- WRITTEN PROBLEM
Copy all lines below exactly as written. Leave pictures out.

Entries taken from a collection
· · · · · · ·

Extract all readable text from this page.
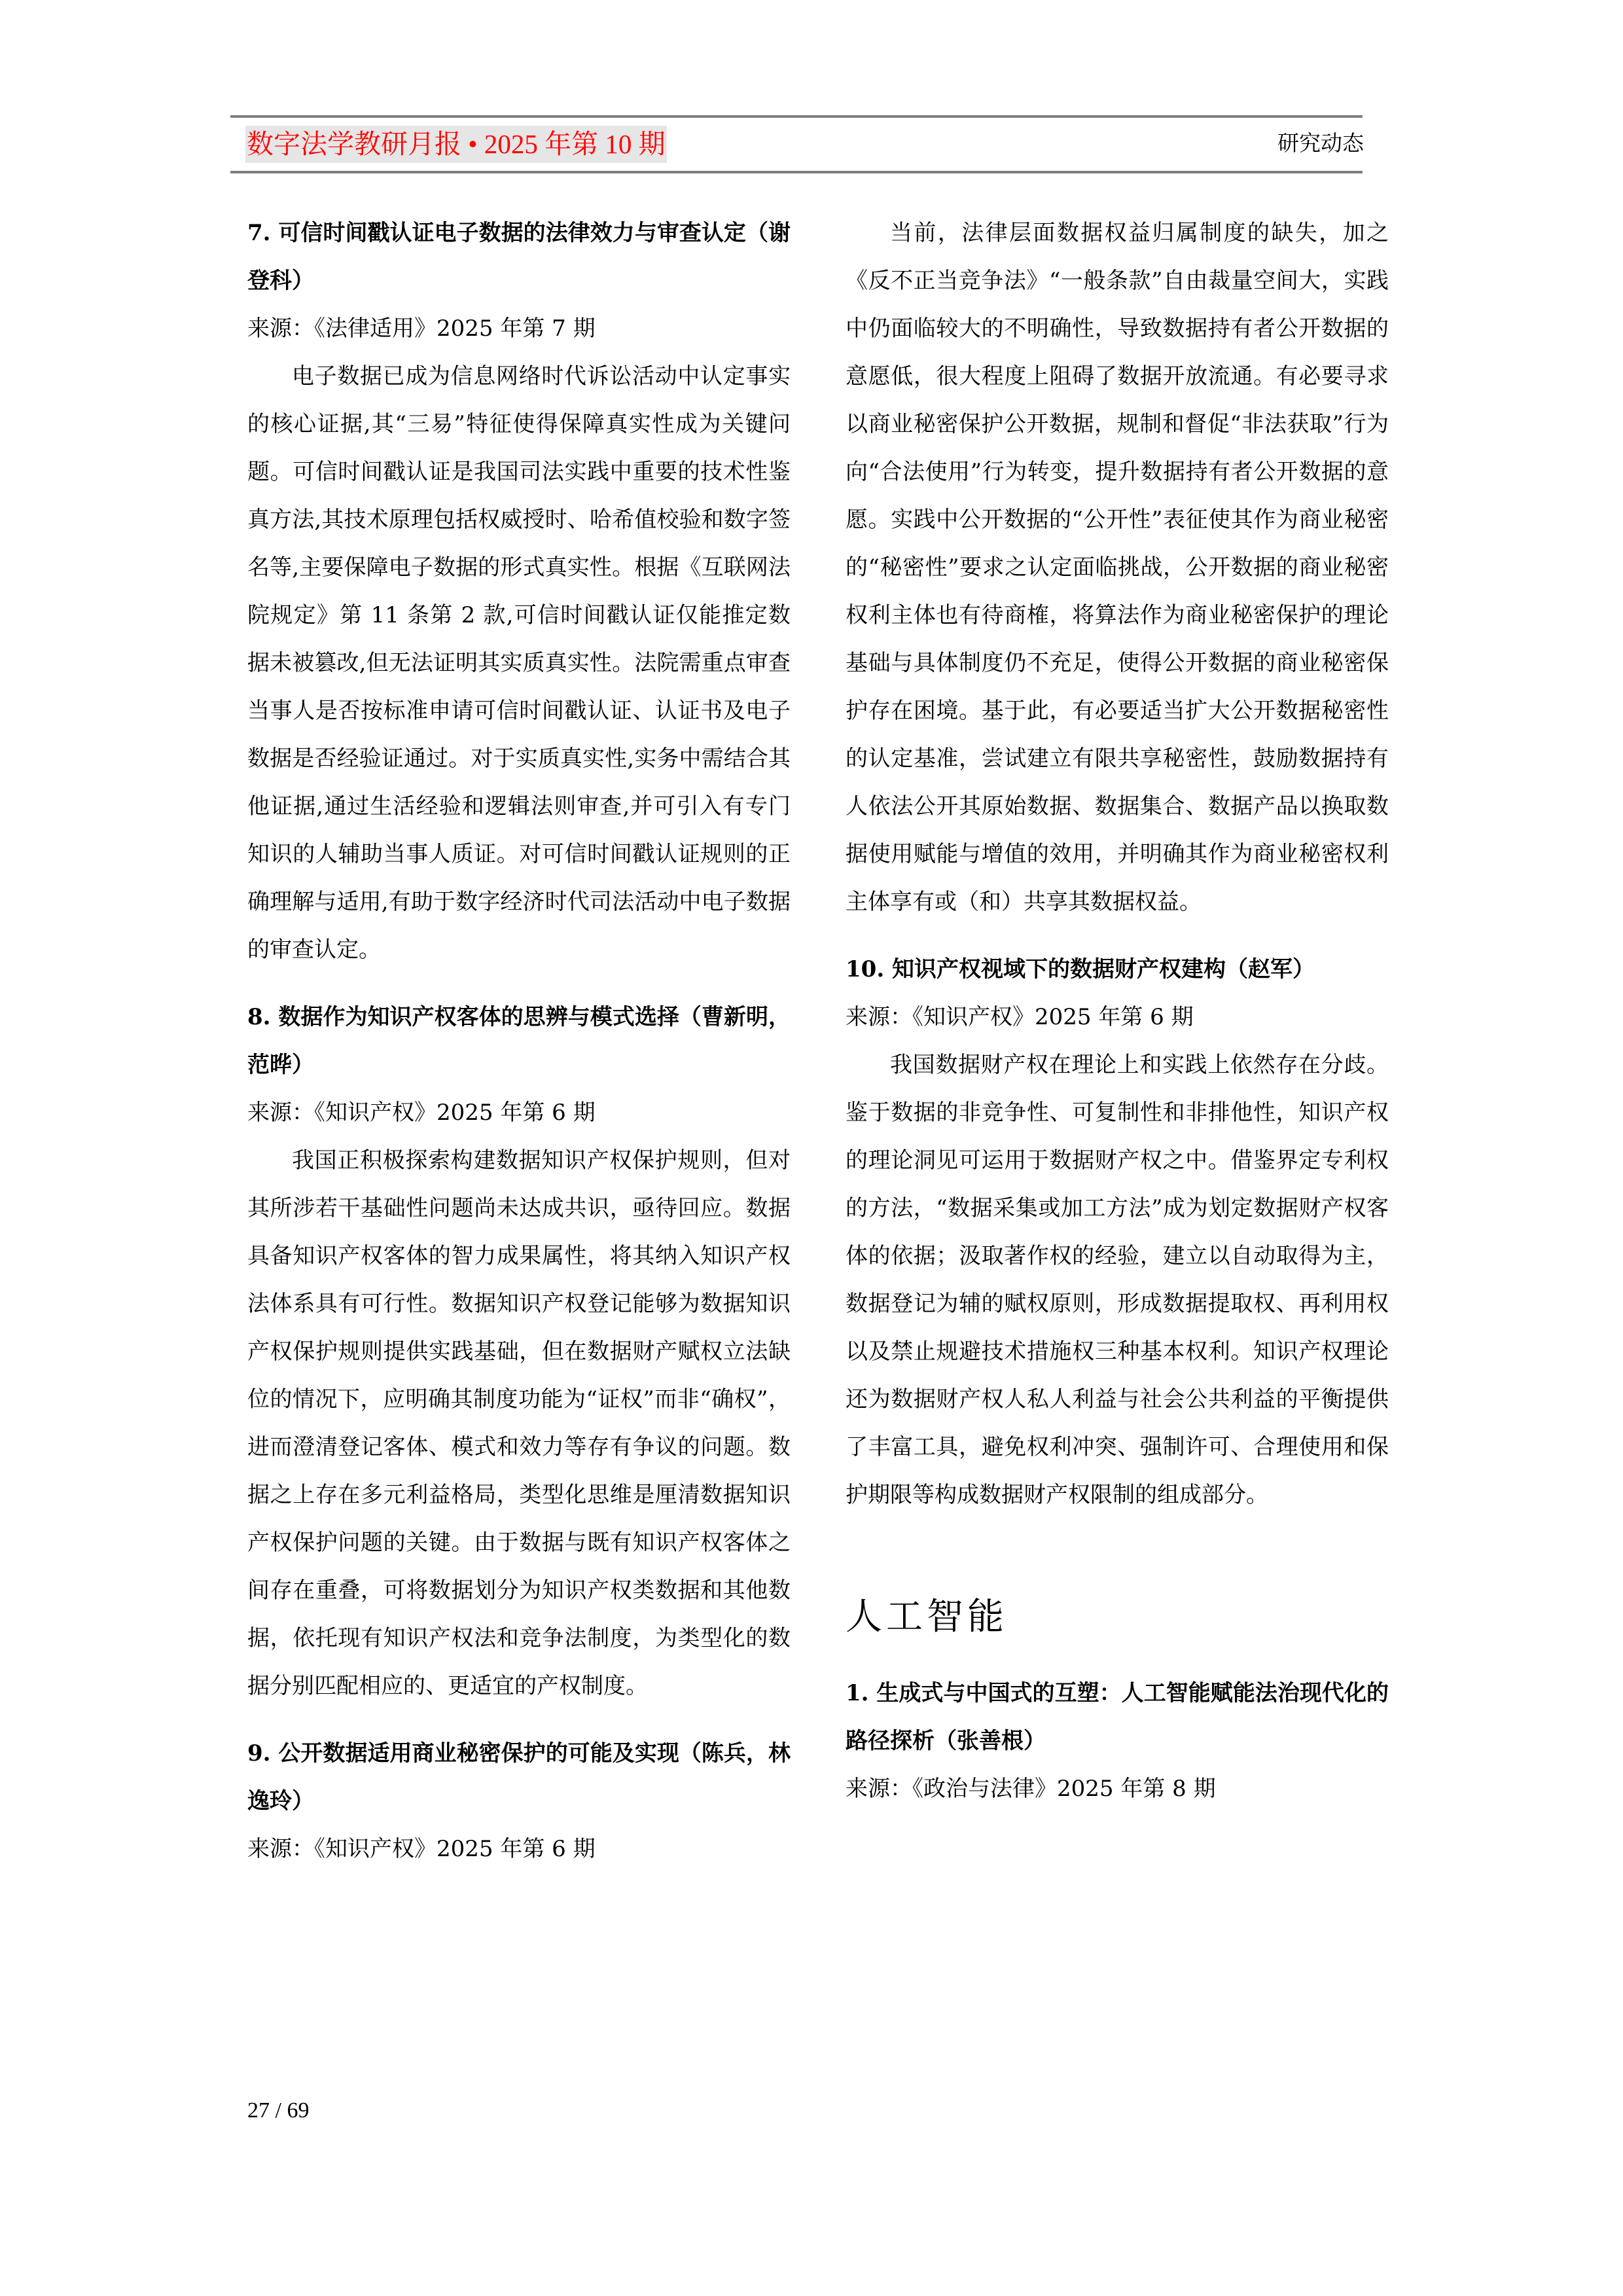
数字法学教研月报 • 2025 年第 10 期	研究动态

7. 可信时间戳认证电子数据的法律效力与审查认定（谢登科）

来源：《法律适用》2025 年第 7 期

电子数据已成为信息网络时代诉讼活动中认定事实的核心证据,其“三易”特征使得保障真实性成为关键问题。可信时间戳认证是我国司法实践中重要的技术性鉴真方法,其技术原理包括权威授时、哈希值校验和数字签名等,主要保障电子数据的形式真实性。根据《互联网法院规定》第 11 条第 2 款,可信时间戳认证仅能推定数据未被篡改,但无法证明其实质真实性。法院需重点审查当事人是否按标准申请可信时间戳认证、认证书及电子数据是否经验证通过。对于实质真实性,实务中需结合其他证据,通过生活经验和逻辑法则审查,并可引入有专门知识的人辅助当事人质证。对可信时间戳认证规则的正确理解与适用,有助于数字经济时代司法活动中电子数据的审查认定。

8. 数据作为知识产权客体的思辨与模式选择（曹新明，范晔）

来源：《知识产权》2025 年第 6 期

我国正积极探索构建数据知识产权保护规则，但对其所涉若干基础性问题尚未达成共识，亟待回应。数据具备知识产权客体的智力成果属性，将其纳入知识产权法体系具有可行性。数据知识产权登记能够为数据知识产权保护规则提供实践基础，但在数据财产赋权立法缺位的情况下，应明确其制度功能为“证权”而非“确权”，进而澄清登记客体、模式和效力等存有争议的问题。数据之上存在多元利益格局，类型化思维是厘清数据知识产权保护问题的关键。由于数据与既有知识产权客体之间存在重叠，可将数据划分为知识产权类数据和其他数据，依托现有知识产权法和竞争法制度，为类型化的数据分别匹配相应的、更适宜的产权制度。

9. 公开数据适用商业秘密保护的可能及实现（陈兵，林逸玲）

来源：《知识产权》2025 年第 6 期

当前，法律层面数据权益归属制度的缺失，加之《反不正当竞争法》“一般条款”自由裁量空间大，实践中仍面临较大的不明确性，导致数据持有者公开数据的意愿低，很大程度上阻碍了数据开放流通。有必要寻求以商业秘密保护公开数据，规制和督促“非法获取”行为向“合法使用”行为转变，提升数据持有者公开数据的意愿。实践中公开数据的“公开性”表征使其作为商业秘密的“秘密性”要求之认定面临挑战，公开数据的商业秘密权利主体也有待商榷，将算法作为商业秘密保护的理论基础与具体制度仍不充足，使得公开数据的商业秘密保护存在困境。基于此，有必要适当扩大公开数据秘密性的认定基准，尝试建立有限共享秘密性，鼓励数据持有人依法公开其原始数据、数据集合、数据产品以换取数据使用赋能与增值的效用，并明确其作为商业秘密权利主体享有或（和）共享其数据权益。

10. 知识产权视域下的数据财产权建构（赵军）

来源：《知识产权》2025 年第 6 期

我国数据财产权在理论上和实践上依然存在分歧。鉴于数据的非竞争性、可复制性和非排他性，知识产权的理论洞见可运用于数据财产权之中。借鉴界定专利权的方法，“数据采集或加工方法”成为划定数据财产权客体的依据；汲取著作权的经验，建立以自动取得为主，数据登记为辅的赋权原则，形成数据提取权、再利用权以及禁止规避技术措施权三种基本权利。知识产权理论还为数据财产权人私人利益与社会公共利益的平衡提供了丰富工具，避免权利冲突、强制许可、合理使用和保护期限等构成数据财产权限制的组成部分。

人工智能

1. 生成式与中国式的互塑：人工智能赋能法治现代化的路径探析（张善根）

来源：《政治与法律》2025 年第 8 期

27 / 69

· · · · · · ·

- CORRECT OUTPUT
Extract all readable text from this page.
数字法学教研月报 • 2025 年第 10 期	研究动态

7. 可信时间戳认证电子数据的法律效力与审查认定（谢登科）

来源：《法律适用》2025 年第 7 期

电子数据已成为信息网络时代诉讼活动中认定事实的核心证据,其“三易”特征使得保障真实性成为关键问题。可信时间戳认证是我国司法实践中重要的技术性鉴真方法,其技术原理包括权威授时、哈希值校验和数字签名等,主要保障电子数据的形式真实性。根据《互联网法院规定》第 11 条第 2 款,可信时间戳认证仅能推定数据未被篡改,但无法证明其实质真实性。法院需重点审查当事人是否按标准申请可信时间戳认证、认证书及电子数据是否经验证通过。对于实质真实性,实务中需结合其他证据,通过生活经验和逻辑法则审查,并可引入有专门知识的人辅助当事人质证。对可信时间戳认证规则的正确理解与适用,有助于数字经济时代司法活动中电子数据的审查认定。

8. 数据作为知识产权客体的思辨与模式选择（曹新明，范晔）

来源：《知识产权》2025 年第 6 期

我国正积极探索构建数据知识产权保护规则，但对其所涉若干基础性问题尚未达成共识，亟待回应。数据具备知识产权客体的智力成果属性，将其纳入知识产权法体系具有可行性。数据知识产权登记能够为数据知识产权保护规则提供实践基础，但在数据财产赋权立法缺位的情况下，应明确其制度功能为“证权”而非“确权”，进而澄清登记客体、模式和效力等存有争议的问题。数据之上存在多元利益格局，类型化思维是厘清数据知识产权保护问题的关键。由于数据与既有知识产权客体之间存在重叠，可将数据划分为知识产权类数据和其他数据，依托现有知识产权法和竞争法制度，为类型化的数据分别匹配相应的、更适宜的产权制度。

9. 公开数据适用商业秘密保护的可能及实现（陈兵，林逸玲）

来源：《知识产权》2025 年第 6 期

当前，法律层面数据权益归属制度的缺失，加之《反不正当竞争法》“一般条款”自由裁量空间大，实践中仍面临较大的不明确性，导致数据持有者公开数据的意愿低，很大程度上阻碍了数据开放流通。有必要寻求以商业秘密保护公开数据，规制和督促“非法获取”行为向“合法使用”行为转变，提升数据持有者公开数据的意愿。实践中公开数据的“公开性”表征使其作为商业秘密的“秘密性”要求之认定面临挑战，公开数据的商业秘密权利主体也有待商榷，将算法作为商业秘密保护的理论基础与具体制度仍不充足，使得公开数据的商业秘密保护存在困境。基于此，有必要适当扩大公开数据秘密性的认定基准，尝试建立有限共享秘密性，鼓励数据持有人依法公开其原始数据、数据集合、数据产品以换取数据使用赋能与增值的效用，并明确其作为商业秘密权利主体享有或（和）共享其数据权益。

10. 知识产权视域下的数据财产权建构（赵军）

来源：《知识产权》2025 年第 6 期

我国数据财产权在理论上和实践上依然存在分歧。鉴于数据的非竞争性、可复制性和非排他性，知识产权的理论洞见可运用于数据财产权之中。借鉴界定专利权的方法，“数据采集或加工方法”成为划定数据财产权客体的依据；汲取著作权的经验，建立以自动取得为主，数据登记为辅的赋权原则，形成数据提取权、再利用权以及禁止规避技术措施权三种基本权利。知识产权理论还为数据财产权人私人利益与社会公共利益的平衡提供了丰富工具，避免权利冲突、强制许可、合理使用和保护期限等构成数据财产权限制的组成部分。

人工智能

1. 生成式与中国式的互塑：人工智能赋能法治现代化的路径探析（张善根）

来源：《政治与法律》2025 年第 8 期

27 / 69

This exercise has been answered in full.